Exactly as they appear, copy the lines of the listing from the one containing "Read this page and output its text content." through the final line, both included, and nothing else.
--- BEGIN RECORDS SHOWN ---
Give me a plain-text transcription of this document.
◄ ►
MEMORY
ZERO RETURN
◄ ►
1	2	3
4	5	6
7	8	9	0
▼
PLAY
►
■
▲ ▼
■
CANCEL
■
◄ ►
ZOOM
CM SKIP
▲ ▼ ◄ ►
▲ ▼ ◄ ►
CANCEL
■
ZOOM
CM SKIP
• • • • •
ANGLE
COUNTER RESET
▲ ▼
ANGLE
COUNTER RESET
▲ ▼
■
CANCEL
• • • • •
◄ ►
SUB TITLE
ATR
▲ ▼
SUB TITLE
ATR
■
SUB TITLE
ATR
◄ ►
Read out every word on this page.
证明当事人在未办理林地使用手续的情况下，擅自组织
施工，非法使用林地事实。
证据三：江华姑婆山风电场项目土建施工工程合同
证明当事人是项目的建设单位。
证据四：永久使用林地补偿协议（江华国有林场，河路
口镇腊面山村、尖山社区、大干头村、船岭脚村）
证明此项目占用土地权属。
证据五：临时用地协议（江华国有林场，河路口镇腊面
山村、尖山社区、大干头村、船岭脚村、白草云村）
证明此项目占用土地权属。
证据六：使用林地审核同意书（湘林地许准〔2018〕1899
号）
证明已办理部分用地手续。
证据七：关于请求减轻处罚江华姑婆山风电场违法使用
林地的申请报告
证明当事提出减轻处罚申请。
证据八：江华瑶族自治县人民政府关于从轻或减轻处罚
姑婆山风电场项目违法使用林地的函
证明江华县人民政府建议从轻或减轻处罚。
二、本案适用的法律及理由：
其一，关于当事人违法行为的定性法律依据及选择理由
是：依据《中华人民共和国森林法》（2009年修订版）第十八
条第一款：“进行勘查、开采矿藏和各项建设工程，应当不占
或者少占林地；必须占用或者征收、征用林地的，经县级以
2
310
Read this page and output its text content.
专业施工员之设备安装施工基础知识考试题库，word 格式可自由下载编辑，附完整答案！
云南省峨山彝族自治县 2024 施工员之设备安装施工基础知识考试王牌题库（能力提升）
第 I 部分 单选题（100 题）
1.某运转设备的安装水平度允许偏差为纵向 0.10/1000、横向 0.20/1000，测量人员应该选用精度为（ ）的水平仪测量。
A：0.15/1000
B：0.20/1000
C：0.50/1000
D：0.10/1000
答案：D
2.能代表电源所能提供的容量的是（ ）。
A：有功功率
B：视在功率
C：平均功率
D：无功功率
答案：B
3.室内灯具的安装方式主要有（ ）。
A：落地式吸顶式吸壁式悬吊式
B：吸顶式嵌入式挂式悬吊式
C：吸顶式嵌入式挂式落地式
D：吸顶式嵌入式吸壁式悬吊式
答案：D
--- END RECORDS SHOWN ---
> FINISHED TASK:
Read this page and output its text content.
专业施工员之设备安装施工基础知识考试题库，word 格式可自由下载编辑，附完整答案！
云南省峨山彝族自治县 2024 施工员之设备安装施工基础知识考试王牌题库（能力提升）
第 I 部分 单选题（100 题）
1.某运转设备的安装水平度允许偏差为纵向 0.10/1000、横向 0.20/1000，测量人员应该选用精度为（ ）的水平仪测量。
A：0.15/1000
B：0.20/1000
C：0.50/1000
D：0.10/1000
答案：D
2.能代表电源所能提供的容量的是（ ）。
A：有功功率
B：视在功率
C：平均功率
D：无功功率
答案：B
3.室内灯具的安装方式主要有（ ）。
A：落地式吸顶式吸壁式悬吊式
B：吸顶式嵌入式挂式悬吊式
C：吸顶式嵌入式挂式落地式
D：吸顶式嵌入式吸壁式悬吊式
答案：D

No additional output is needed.